* Start RAW RECORDS *
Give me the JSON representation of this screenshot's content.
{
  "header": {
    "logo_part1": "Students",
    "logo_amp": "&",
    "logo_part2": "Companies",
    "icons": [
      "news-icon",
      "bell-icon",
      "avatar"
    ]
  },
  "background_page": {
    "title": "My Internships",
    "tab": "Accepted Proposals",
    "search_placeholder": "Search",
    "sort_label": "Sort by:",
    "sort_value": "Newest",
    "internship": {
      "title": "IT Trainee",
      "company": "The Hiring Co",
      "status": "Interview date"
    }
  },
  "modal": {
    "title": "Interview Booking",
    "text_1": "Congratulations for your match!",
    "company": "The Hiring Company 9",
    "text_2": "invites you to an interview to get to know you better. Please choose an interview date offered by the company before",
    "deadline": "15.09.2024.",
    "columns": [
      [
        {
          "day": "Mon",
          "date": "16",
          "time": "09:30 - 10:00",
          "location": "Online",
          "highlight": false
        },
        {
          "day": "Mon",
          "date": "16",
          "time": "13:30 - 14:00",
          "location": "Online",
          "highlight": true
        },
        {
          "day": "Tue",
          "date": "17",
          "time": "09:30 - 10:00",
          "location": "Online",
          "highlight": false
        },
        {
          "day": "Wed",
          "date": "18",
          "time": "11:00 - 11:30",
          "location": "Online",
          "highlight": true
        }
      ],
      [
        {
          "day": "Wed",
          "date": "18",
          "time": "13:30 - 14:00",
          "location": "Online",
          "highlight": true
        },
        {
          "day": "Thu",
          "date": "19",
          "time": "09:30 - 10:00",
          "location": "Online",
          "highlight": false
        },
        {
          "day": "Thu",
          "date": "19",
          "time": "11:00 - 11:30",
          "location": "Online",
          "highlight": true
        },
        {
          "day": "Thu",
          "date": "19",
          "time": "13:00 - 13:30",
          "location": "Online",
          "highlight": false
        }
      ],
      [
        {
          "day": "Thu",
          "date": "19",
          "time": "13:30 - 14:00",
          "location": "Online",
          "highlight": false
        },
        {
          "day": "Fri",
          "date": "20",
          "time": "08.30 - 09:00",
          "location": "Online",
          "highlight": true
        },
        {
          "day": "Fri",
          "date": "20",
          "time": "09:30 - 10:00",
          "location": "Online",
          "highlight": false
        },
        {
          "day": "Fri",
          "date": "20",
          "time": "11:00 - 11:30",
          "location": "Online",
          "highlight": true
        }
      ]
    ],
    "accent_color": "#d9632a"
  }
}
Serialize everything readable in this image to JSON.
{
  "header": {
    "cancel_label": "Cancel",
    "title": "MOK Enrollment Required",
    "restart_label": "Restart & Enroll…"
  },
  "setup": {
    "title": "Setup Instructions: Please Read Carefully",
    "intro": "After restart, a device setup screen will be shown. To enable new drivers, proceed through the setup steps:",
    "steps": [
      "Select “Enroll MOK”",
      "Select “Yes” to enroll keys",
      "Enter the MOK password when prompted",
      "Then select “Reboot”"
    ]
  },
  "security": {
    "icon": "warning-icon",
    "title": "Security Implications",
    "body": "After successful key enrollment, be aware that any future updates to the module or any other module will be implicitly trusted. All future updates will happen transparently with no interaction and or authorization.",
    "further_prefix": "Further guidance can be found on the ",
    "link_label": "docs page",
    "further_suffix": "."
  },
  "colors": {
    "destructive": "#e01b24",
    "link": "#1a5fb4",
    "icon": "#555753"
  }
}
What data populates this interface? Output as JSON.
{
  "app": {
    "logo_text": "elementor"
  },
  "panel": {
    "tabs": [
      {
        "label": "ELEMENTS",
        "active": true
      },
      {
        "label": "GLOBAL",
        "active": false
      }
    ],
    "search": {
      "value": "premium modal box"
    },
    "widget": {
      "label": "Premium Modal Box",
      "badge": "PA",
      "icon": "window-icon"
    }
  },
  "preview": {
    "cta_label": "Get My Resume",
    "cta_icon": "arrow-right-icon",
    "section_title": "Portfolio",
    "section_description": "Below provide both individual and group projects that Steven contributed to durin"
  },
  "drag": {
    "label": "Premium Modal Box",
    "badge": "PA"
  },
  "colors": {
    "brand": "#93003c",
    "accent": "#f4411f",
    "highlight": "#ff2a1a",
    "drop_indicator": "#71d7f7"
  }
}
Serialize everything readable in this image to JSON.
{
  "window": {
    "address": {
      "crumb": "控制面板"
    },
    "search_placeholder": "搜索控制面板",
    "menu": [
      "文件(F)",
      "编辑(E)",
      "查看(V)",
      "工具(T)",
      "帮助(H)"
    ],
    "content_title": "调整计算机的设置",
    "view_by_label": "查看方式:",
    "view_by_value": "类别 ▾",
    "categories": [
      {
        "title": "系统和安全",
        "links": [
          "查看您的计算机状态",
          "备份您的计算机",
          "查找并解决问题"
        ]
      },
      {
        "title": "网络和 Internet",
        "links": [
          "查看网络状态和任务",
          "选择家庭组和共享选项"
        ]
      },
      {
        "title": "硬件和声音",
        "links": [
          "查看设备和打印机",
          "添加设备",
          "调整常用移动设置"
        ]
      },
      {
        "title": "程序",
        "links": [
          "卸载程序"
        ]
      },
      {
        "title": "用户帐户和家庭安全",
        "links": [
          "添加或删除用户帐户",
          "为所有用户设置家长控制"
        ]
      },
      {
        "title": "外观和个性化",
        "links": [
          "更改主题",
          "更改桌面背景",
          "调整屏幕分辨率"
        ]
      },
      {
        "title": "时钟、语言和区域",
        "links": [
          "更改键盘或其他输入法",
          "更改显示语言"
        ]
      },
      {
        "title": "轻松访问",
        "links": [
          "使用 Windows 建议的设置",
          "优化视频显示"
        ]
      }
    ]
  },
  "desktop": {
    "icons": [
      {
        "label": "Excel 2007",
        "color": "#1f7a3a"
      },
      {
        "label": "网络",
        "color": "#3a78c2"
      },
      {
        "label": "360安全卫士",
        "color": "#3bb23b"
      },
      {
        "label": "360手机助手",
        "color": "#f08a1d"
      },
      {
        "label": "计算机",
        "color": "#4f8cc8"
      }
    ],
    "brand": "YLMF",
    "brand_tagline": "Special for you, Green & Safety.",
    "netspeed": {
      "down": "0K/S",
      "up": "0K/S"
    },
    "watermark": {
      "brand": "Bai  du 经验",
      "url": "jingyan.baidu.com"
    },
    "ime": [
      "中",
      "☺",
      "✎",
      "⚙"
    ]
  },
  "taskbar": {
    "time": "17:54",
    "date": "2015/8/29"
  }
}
* End RAW RECORDS *
**OBJECTIVE**
Exactly as written, please output every entry.

**FINAL RESULT**
Give me the JSON representation of this screenshot's content.
{
  "header": {
    "logo_part1": "Students",
    "logo_amp": "&",
    "logo_part2": "Companies",
    "icons": [
      "news-icon",
      "bell-icon",
      "avatar"
    ]
  },
  "background_page": {
    "title": "My Internships",
    "tab": "Accepted Proposals",
    "search_placeholder": "Search",
    "sort_label": "Sort by:",
    "sort_value": "Newest",
    "internship": {
      "title": "IT Trainee",
      "company": "The Hiring Co",
      "status": "Interview date"
    }
  },
  "modal": {
    "title": "Interview Booking",
    "text_1": "Congratulations for your match!",
    "company": "The Hiring Company 9",
    "text_2": "invites you to an interview to get to know you better. Please choose an interview date offered by the company before",
    "deadline": "15.09.2024.",
    "columns": [
      [
        {
          "day": "Mon",
          "date": "16",
          "time": "09:30 - 10:00",
          "location": "Online",
          "highlight": false
        },
        {
          "day": "Mon",
          "date": "16",
          "time": "13:30 - 14:00",
          "location": "Online",
          "highlight": true
        },
        {
          "day": "Tue",
          "date": "17",
          "time": "09:30 - 10:00",
          "location": "Online",
          "highlight": false
        },
        {
          "day": "Wed",
          "date": "18",
          "time": "11:00 - 11:30",
          "location": "Online",
          "highlight": true
        }
      ],
      [
        {
          "day": "Wed",
          "date": "18",
          "time": "13:30 - 14:00",
          "location": "Online",
          "highlight": true
        },
        {
          "day": "Thu",
          "date": "19",
          "time": "09:30 - 10:00",
          "location": "Online",
          "highlight": false
        },
        {
          "day": "Thu",
          "date": "19",
          "time": "11:00 - 11:30",
          "location": "Online",
          "highlight": true
        },
        {
          "day": "Thu",
          "date": "19",
          "time": "13:00 - 13:30",
          "location": "Online",
          "highlight": false
        }
      ],
      [
        {
          "day": "Thu",
          "date": "19",
          "time": "13:30 - 14:00",
          "location": "Online",
          "highlight": false
        },
        {
          "day": "Fri",
          "date": "20",
          "time": "08.30 - 09:00",
          "location": "Online",
          "highlight": true
        },
        {
          "day": "Fri",
          "date": "20",
          "time": "09:30 - 10:00",
          "location": "Online",
          "highlight": false
        },
        {
          "day": "Fri",
          "date": "20",
          "time": "11:00 - 11:30",
          "location": "Online",
          "highlight": true
        }
      ]
    ],
    "accent_color": "#d9632a"
  }
}
Serialize everything readable in this image to JSON.
{
  "header": {
    "cancel_label": "Cancel",
    "title": "MOK Enrollment Required",
    "restart_label": "Restart & Enroll…"
  },
  "setup": {
    "title": "Setup Instructions: Please Read Carefully",
    "intro": "After restart, a device setup screen will be shown. To enable new drivers, proceed through the setup steps:",
    "steps": [
      "Select “Enroll MOK”",
      "Select “Yes” to enroll keys",
      "Enter the MOK password when prompted",
      "Then select “Reboot”"
    ]
  },
  "security": {
    "icon": "warning-icon",
    "title": "Security Implications",
    "body": "After successful key enrollment, be aware that any future updates to the module or any other module will be implicitly trusted. All future updates will happen transparently with no interaction and or authorization.",
    "further_prefix": "Further guidance can be found on the ",
    "link_label": "docs page",
    "further_suffix": "."
  },
  "colors": {
    "destructive": "#e01b24",
    "link": "#1a5fb4",
    "icon": "#555753"
  }
}
What data populates this interface? Output as JSON.
{
  "app": {
    "logo_text": "elementor"
  },
  "panel": {
    "tabs": [
      {
        "label": "ELEMENTS",
        "active": true
      },
      {
        "label": "GLOBAL",
        "active": false
      }
    ],
    "search": {
      "value": "premium modal box"
    },
    "widget": {
      "label": "Premium Modal Box",
      "badge": "PA",
      "icon": "window-icon"
    }
  },
  "preview": {
    "cta_label": "Get My Resume",
    "cta_icon": "arrow-right-icon",
    "section_title": "Portfolio",
    "section_description": "Below provide both individual and group projects that Steven contributed to durin"
  },
  "drag": {
    "label": "Premium Modal Box",
    "badge": "PA"
  },
  "colors": {
    "brand": "#93003c",
    "accent": "#f4411f",
    "highlight": "#ff2a1a",
    "drop_indicator": "#71d7f7"
  }
}
Serialize everything readable in this image to JSON.
{
  "window": {
    "address": {
      "crumb": "控制面板"
    },
    "search_placeholder": "搜索控制面板",
    "menu": [
      "文件(F)",
      "编辑(E)",
      "查看(V)",
      "工具(T)",
      "帮助(H)"
    ],
    "content_title": "调整计算机的设置",
    "view_by_label": "查看方式:",
    "view_by_value": "类别 ▾",
    "categories": [
      {
        "title": "系统和安全",
        "links": [
          "查看您的计算机状态",
          "备份您的计算机",
          "查找并解决问题"
        ]
      },
      {
        "title": "网络和 Internet",
        "links": [
          "查看网络状态和任务",
          "选择家庭组和共享选项"
        ]
      },
      {
        "title": "硬件和声音",
        "links": [
          "查看设备和打印机",
          "添加设备",
          "调整常用移动设置"
        ]
      },
      {
        "title": "程序",
        "links": [
          "卸载程序"
        ]
      },
      {
        "title": "用户帐户和家庭安全",
        "links": [
          "添加或删除用户帐户",
          "为所有用户设置家长控制"
        ]
      },
      {
        "title": "外观和个性化",
        "links": [
          "更改主题",
          "更改桌面背景",
          "调整屏幕分辨率"
        ]
      },
      {
        "title": "时钟、语言和区域",
        "links": [
          "更改键盘或其他输入法",
          "更改显示语言"
        ]
      },
      {
        "title": "轻松访问",
        "links": [
          "使用 Windows 建议的设置",
          "优化视频显示"
        ]
      }
    ]
  },
  "desktop": {
    "icons": [
      {
        "label": "Excel 2007",
        "color": "#1f7a3a"
      },
      {
        "label": "网络",
        "color": "#3a78c2"
      },
      {
        "label": "360安全卫士",
        "color": "#3bb23b"
      },
      {
        "label": "360手机助手",
        "color": "#f08a1d"
      },
      {
        "label": "计算机",
        "color": "#4f8cc8"
      }
    ],
    "brand": "YLMF",
    "brand_tagline": "Special for you, Green & Safety.",
    "netspeed": {
      "down": "0K/S",
      "up": "0K/S"
    },
    "watermark": {
      "brand": "Bai  du 经验",
      "url": "jingyan.baidu.com"
    },
    "ime": [
      "中",
      "☺",
      "✎",
      "⚙"
    ]
  },
  "taskbar": {
    "time": "17:54",
    "date": "2015/8/29"
  }
}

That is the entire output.